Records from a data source
-=-=-=-=-

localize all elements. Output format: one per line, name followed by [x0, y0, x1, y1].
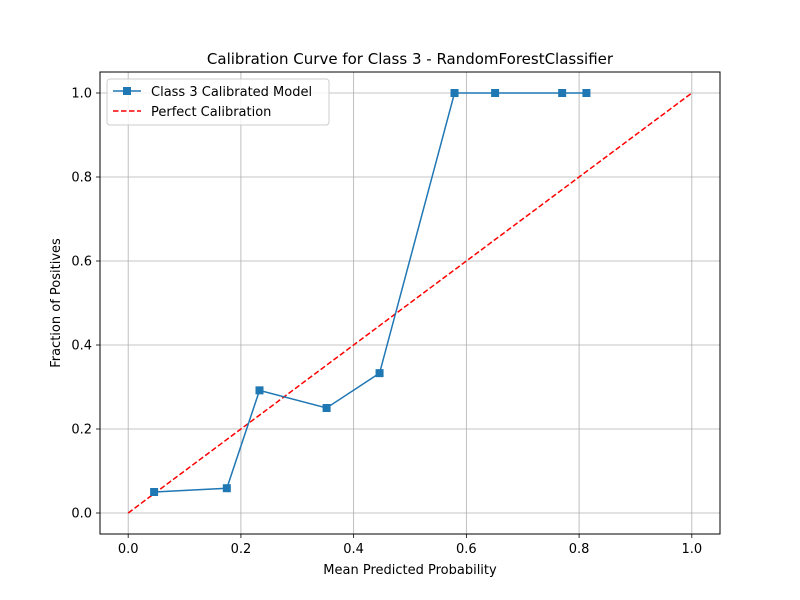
legend-label-perfect: Perfect Calibration: [151, 105, 271, 120]
y-tick-label: 0.2: [71, 423, 92, 438]
calibrated-model-point: [322, 404, 331, 412]
x-tick-label: 0.8: [569, 542, 590, 557]
perfect-calibration-line: [127, 92, 693, 514]
y-axis-label: Fraction of Positives: [49, 238, 64, 368]
y-tick-label: 1.0: [71, 87, 92, 102]
calibrated-model-point: [255, 386, 264, 395]
axis-ticks: 0.0 0.2 0.4 0.6 0.8 1.0 0.0 0.2 0.4 0.6 0.8 1.0: [71, 87, 702, 558]
y-tick-label: 0.8: [71, 171, 92, 186]
x-tick-label: 0.4: [343, 542, 364, 557]
x-tick-label: 0.2: [231, 542, 252, 557]
plot-series: [127, 89, 693, 514]
calibrated-model-point: [491, 89, 500, 97]
x-axis-label: Mean Predicted Probability: [323, 563, 497, 578]
x-tick-label: 1.0: [681, 542, 702, 557]
y-tick-label: 0.4: [71, 339, 92, 354]
axes-frame: [99, 71, 721, 535]
legend: Class 3 Calibrated Model Perfect Calibra…: [106, 78, 330, 126]
calibrated-model-point: [582, 89, 591, 97]
calibrated-model-point: [222, 484, 231, 493]
calibrated-model-point: [558, 89, 567, 97]
y-tick-label: 0.0: [71, 507, 92, 522]
x-tick-label: 0.6: [456, 542, 477, 557]
calibrated-model-point: [150, 488, 159, 496]
legend-box: [106, 78, 330, 126]
legend-marker-calibrated: [123, 87, 131, 95]
calibrated-model-point: [450, 89, 459, 97]
calibrated-model-point: [375, 369, 384, 378]
x-tick-label: 0.0: [118, 542, 139, 557]
y-tick-label: 0.6: [71, 255, 92, 270]
legend-label-calibrated: Class 3 Calibrated Model: [151, 85, 312, 100]
chart-title: Calibration Curve for Class 3 - RandomFo…: [207, 50, 614, 68]
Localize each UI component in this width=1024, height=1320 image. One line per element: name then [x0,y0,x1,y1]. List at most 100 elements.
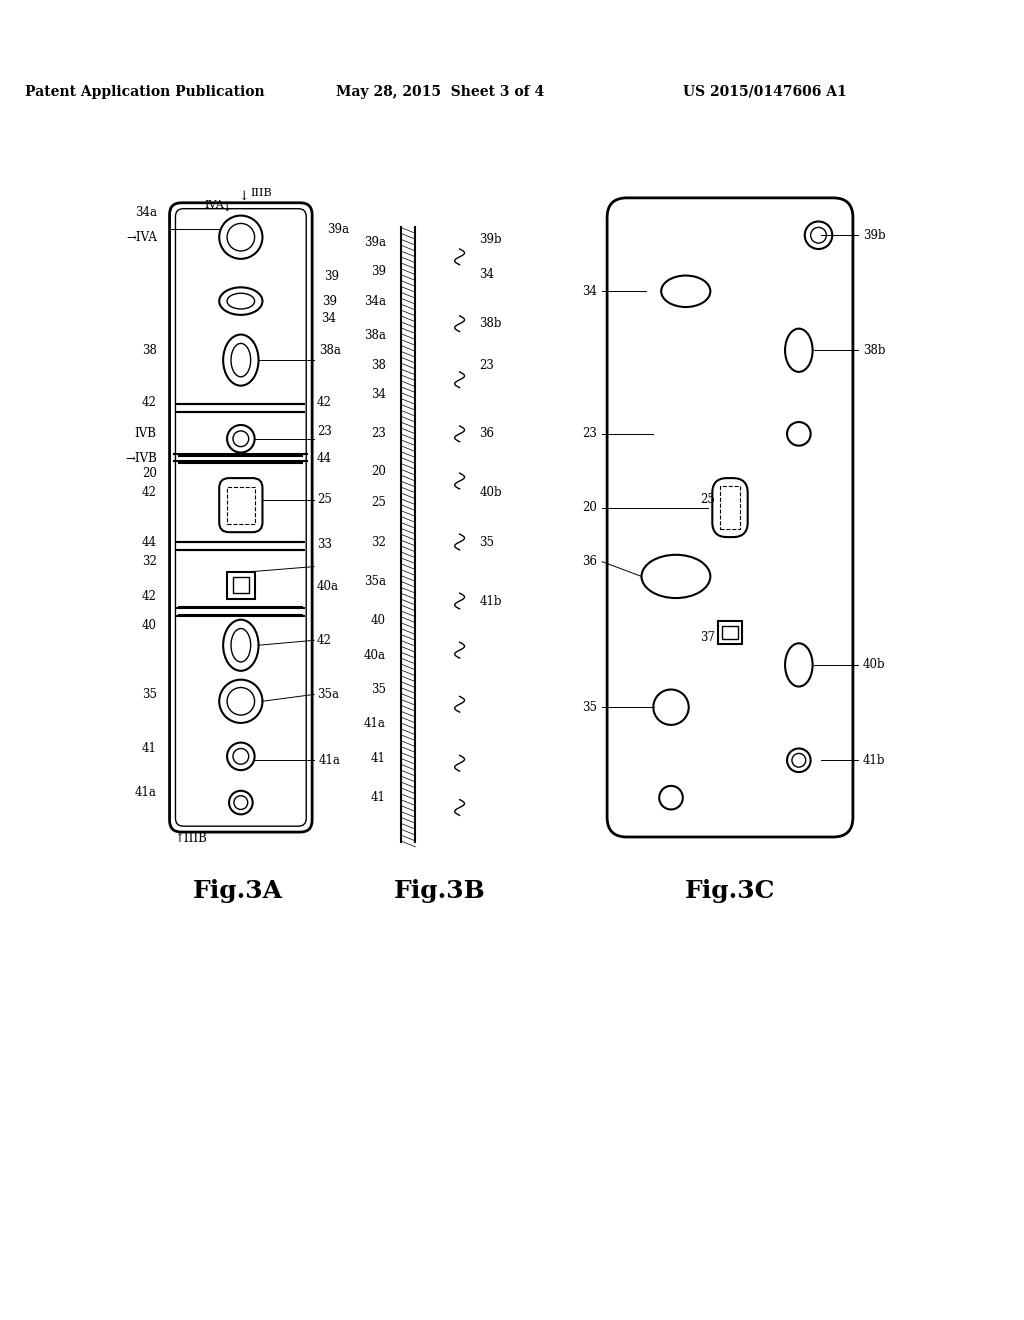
Text: 39: 39 [324,271,339,282]
Text: 42: 42 [142,396,157,409]
Text: 23: 23 [583,428,597,441]
Circle shape [233,796,248,809]
Text: 42: 42 [142,486,157,499]
Circle shape [227,688,255,715]
Text: 39a: 39a [327,223,349,236]
Text: IVB: IVB [135,428,157,441]
Text: 38: 38 [371,359,386,371]
Text: 25: 25 [371,496,386,510]
Circle shape [227,223,255,251]
Text: 44: 44 [317,451,332,465]
Text: 38: 38 [142,343,157,356]
Text: 34: 34 [583,285,597,298]
Circle shape [787,422,811,446]
Text: 38a: 38a [364,329,386,342]
Text: 20: 20 [142,467,157,479]
Bar [227,572,255,599]
Text: 34: 34 [321,313,336,325]
Circle shape [219,680,262,723]
Text: 41a: 41a [364,717,386,730]
Circle shape [233,748,249,764]
Text: 23: 23 [317,425,332,438]
Text: 40a: 40a [364,648,386,661]
Text: 39: 39 [371,265,386,279]
Text: 32: 32 [371,536,386,549]
Ellipse shape [223,619,258,671]
Text: 35: 35 [141,688,157,701]
Text: ↑IIIB: ↑IIIB [174,833,207,845]
Bar [227,487,255,524]
Circle shape [659,785,683,809]
Circle shape [805,222,833,249]
Circle shape [653,689,689,725]
Circle shape [227,743,255,770]
FancyBboxPatch shape [607,198,853,837]
FancyBboxPatch shape [175,209,306,826]
Circle shape [227,425,255,453]
Text: 34a: 34a [135,206,157,219]
Ellipse shape [231,343,251,376]
Text: IIIB: IIIB [250,187,271,198]
FancyBboxPatch shape [170,203,312,832]
Ellipse shape [785,329,813,372]
Text: 34: 34 [371,388,386,401]
Text: 36: 36 [479,428,495,441]
Text: 38b: 38b [479,317,502,330]
Text: 42: 42 [142,590,157,603]
Ellipse shape [662,276,711,308]
Text: 34: 34 [479,268,495,281]
Text: 20: 20 [583,502,597,513]
Circle shape [233,430,249,446]
Text: IVA: IVA [204,199,223,210]
Text: 35a: 35a [317,688,339,701]
Bar [722,626,738,639]
Text: 37: 37 [700,631,715,644]
Circle shape [792,754,806,767]
Text: 25: 25 [317,494,332,507]
Text: Fig.3B: Fig.3B [394,879,485,903]
Text: 44: 44 [141,536,157,549]
Ellipse shape [219,288,262,315]
Text: 40b: 40b [863,659,886,672]
FancyBboxPatch shape [219,478,262,532]
Text: ↓: ↓ [238,189,249,202]
Text: 41: 41 [371,791,386,804]
Text: 40: 40 [371,614,386,627]
Text: 39b: 39b [479,232,502,246]
Text: 42: 42 [317,396,332,409]
Circle shape [229,791,253,814]
Text: 40b: 40b [479,486,502,499]
Ellipse shape [227,293,255,309]
Ellipse shape [223,334,258,385]
Text: 41: 41 [142,742,157,755]
Text: →IVA: →IVA [126,231,157,244]
Text: 35: 35 [479,536,495,549]
Text: 33: 33 [317,539,332,552]
Bar [718,620,741,644]
Text: US 2015/0147606 A1: US 2015/0147606 A1 [683,84,846,99]
Text: 20: 20 [371,465,386,478]
Circle shape [811,227,826,243]
Text: 35a: 35a [364,574,386,587]
Text: 36: 36 [583,556,597,568]
Text: 41a: 41a [319,754,341,767]
Text: 38b: 38b [863,343,885,356]
Text: 40: 40 [141,619,157,632]
Text: 39a: 39a [364,235,386,248]
Text: 40a: 40a [317,579,339,593]
Text: 41b: 41b [479,594,502,607]
Text: Fig.3A: Fig.3A [194,879,284,903]
Text: 32: 32 [142,556,157,568]
Circle shape [219,215,262,259]
Text: Fig.3C: Fig.3C [685,879,775,903]
Text: 41: 41 [371,752,386,764]
Text: 25: 25 [700,494,715,507]
Circle shape [787,748,811,772]
Text: 41b: 41b [863,754,885,767]
Ellipse shape [785,643,813,686]
Text: 23: 23 [371,428,386,441]
Text: Patent Application Publication: Patent Application Publication [26,84,265,99]
Bar [233,577,249,593]
Text: May 28, 2015  Sheet 3 of 4: May 28, 2015 Sheet 3 of 4 [336,84,544,99]
Text: →IVB: →IVB [125,451,157,465]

-=-=-=-=-

Direction:
Copy every line above word for word, leaving out the pictures.

Result of this exercise:
localize all elements. Output format: one per line, name followed by [x0, y0, x1, y1].
legend-label-perfect: Perfect Calibration: [151, 105, 271, 120]
y-tick-label: 0.2: [71, 423, 92, 438]
calibrated-model-point: [322, 404, 331, 412]
x-tick-label: 0.8: [569, 542, 590, 557]
perfect-calibration-line: [127, 92, 693, 514]
y-axis-label: Fraction of Positives: [49, 238, 64, 368]
y-tick-label: 1.0: [71, 87, 92, 102]
calibrated-model-point: [255, 386, 264, 395]
axis-ticks: 0.0 0.2 0.4 0.6 0.8 1.0 0.0 0.2 0.4 0.6 0.8 1.0: [71, 87, 702, 558]
y-tick-label: 0.8: [71, 171, 92, 186]
x-tick-label: 0.4: [343, 542, 364, 557]
x-tick-label: 0.2: [231, 542, 252, 557]
plot-series: [127, 89, 693, 514]
calibrated-model-point: [491, 89, 500, 97]
x-axis-label: Mean Predicted Probability: [323, 563, 497, 578]
x-tick-label: 1.0: [681, 542, 702, 557]
y-tick-label: 0.4: [71, 339, 92, 354]
axes-frame: [99, 71, 721, 535]
legend: Class 3 Calibrated Model Perfect Calibra…: [106, 78, 330, 126]
calibrated-model-point: [582, 89, 591, 97]
calibrated-model-point: [222, 484, 231, 493]
calibrated-model-point: [558, 89, 567, 97]
y-tick-label: 0.0: [71, 507, 92, 522]
x-tick-label: 0.6: [456, 542, 477, 557]
calibrated-model-point: [150, 488, 159, 496]
legend-box: [106, 78, 330, 126]
legend-marker-calibrated: [123, 87, 131, 95]
calibrated-model-point: [450, 89, 459, 97]
calibrated-model-point: [375, 369, 384, 378]
x-tick-label: 0.0: [118, 542, 139, 557]
y-tick-label: 0.6: [71, 255, 92, 270]
legend-label-calibrated: Class 3 Calibrated Model: [151, 85, 312, 100]
chart-title: Calibration Curve for Class 3 - RandomFo…: [207, 50, 614, 68]
Localize each UI component in this width=1024, height=1320 image. One line per element: name then [x0,y0,x1,y1]. List at most 100 elements.
Text: 39: 39 [324,271,339,282]
Text: 42: 42 [142,396,157,409]
Text: 23: 23 [583,428,597,441]
Circle shape [233,796,248,809]
Text: 42: 42 [142,486,157,499]
Circle shape [227,688,255,715]
Text: 39a: 39a [327,223,349,236]
Text: IVB: IVB [135,428,157,441]
Text: 38: 38 [371,359,386,371]
Text: 25: 25 [371,496,386,510]
Circle shape [227,223,255,251]
Text: 44: 44 [317,451,332,465]
Text: 38: 38 [142,343,157,356]
Text: 34: 34 [583,285,597,298]
Circle shape [787,422,811,446]
Text: 38a: 38a [364,329,386,342]
Text: 20: 20 [142,467,157,479]
Bar [227,572,255,599]
Text: 34: 34 [321,313,336,325]
Circle shape [219,680,262,723]
Text: 41a: 41a [364,717,386,730]
Circle shape [233,748,249,764]
Text: 23: 23 [317,425,332,438]
Text: 40a: 40a [364,648,386,661]
Text: 39: 39 [371,265,386,279]
Text: 32: 32 [371,536,386,549]
Ellipse shape [223,619,258,671]
Text: 35: 35 [141,688,157,701]
Text: ↑IIIB: ↑IIIB [174,833,207,845]
Bar [227,487,255,524]
Circle shape [659,785,683,809]
Circle shape [805,222,833,249]
Circle shape [653,689,689,725]
Circle shape [227,743,255,770]
FancyBboxPatch shape [607,198,853,837]
FancyBboxPatch shape [175,209,306,826]
Circle shape [227,425,255,453]
Text: 34a: 34a [135,206,157,219]
Ellipse shape [231,343,251,376]
Text: IIIB: IIIB [250,187,271,198]
FancyBboxPatch shape [170,203,312,832]
Ellipse shape [785,329,813,372]
Text: 34: 34 [371,388,386,401]
Text: 36: 36 [479,428,495,441]
Text: 38b: 38b [479,317,502,330]
Text: 42: 42 [142,590,157,603]
Ellipse shape [662,276,711,308]
Text: 34: 34 [479,268,495,281]
Text: 20: 20 [583,502,597,513]
Circle shape [233,430,249,446]
Text: IVA: IVA [204,199,223,210]
Text: 35a: 35a [317,688,339,701]
Bar [722,626,738,639]
Text: 37: 37 [700,631,715,644]
Circle shape [792,754,806,767]
Text: 25: 25 [317,494,332,507]
Text: Fig.3B: Fig.3B [394,879,485,903]
Text: 44: 44 [141,536,157,549]
Ellipse shape [219,288,262,315]
Text: 40b: 40b [863,659,886,672]
FancyBboxPatch shape [219,478,262,532]
Text: ↓: ↓ [238,189,249,202]
Text: 41: 41 [371,791,386,804]
Text: 40: 40 [371,614,386,627]
Text: 39b: 39b [479,232,502,246]
Text: 42: 42 [317,396,332,409]
Circle shape [229,791,253,814]
Text: 40b: 40b [479,486,502,499]
Ellipse shape [227,293,255,309]
Ellipse shape [223,334,258,385]
Text: 41: 41 [142,742,157,755]
Text: →IVA: →IVA [126,231,157,244]
Text: 35: 35 [479,536,495,549]
Text: 33: 33 [317,539,332,552]
Bar [718,620,741,644]
Text: US 2015/0147606 A1: US 2015/0147606 A1 [683,84,846,99]
Text: 20: 20 [371,465,386,478]
Circle shape [811,227,826,243]
Text: 35a: 35a [364,574,386,587]
Text: 36: 36 [583,556,597,568]
Text: 41a: 41a [319,754,341,767]
Text: 38b: 38b [863,343,885,356]
Text: 40: 40 [141,619,157,632]
Text: 39a: 39a [364,235,386,248]
Text: 40a: 40a [317,579,339,593]
Text: 41b: 41b [479,594,502,607]
Text: Fig.3A: Fig.3A [194,879,284,903]
Text: 32: 32 [142,556,157,568]
Circle shape [219,215,262,259]
Text: Fig.3C: Fig.3C [685,879,775,903]
Text: 41: 41 [371,752,386,764]
Text: 25: 25 [700,494,715,507]
Circle shape [787,748,811,772]
Text: 41b: 41b [863,754,885,767]
Ellipse shape [785,643,813,686]
Text: 23: 23 [371,428,386,441]
Text: Patent Application Publication: Patent Application Publication [26,84,265,99]
Bar [233,577,249,593]
Text: May 28, 2015  Sheet 3 of 4: May 28, 2015 Sheet 3 of 4 [336,84,544,99]
Text: →IVB: →IVB [125,451,157,465]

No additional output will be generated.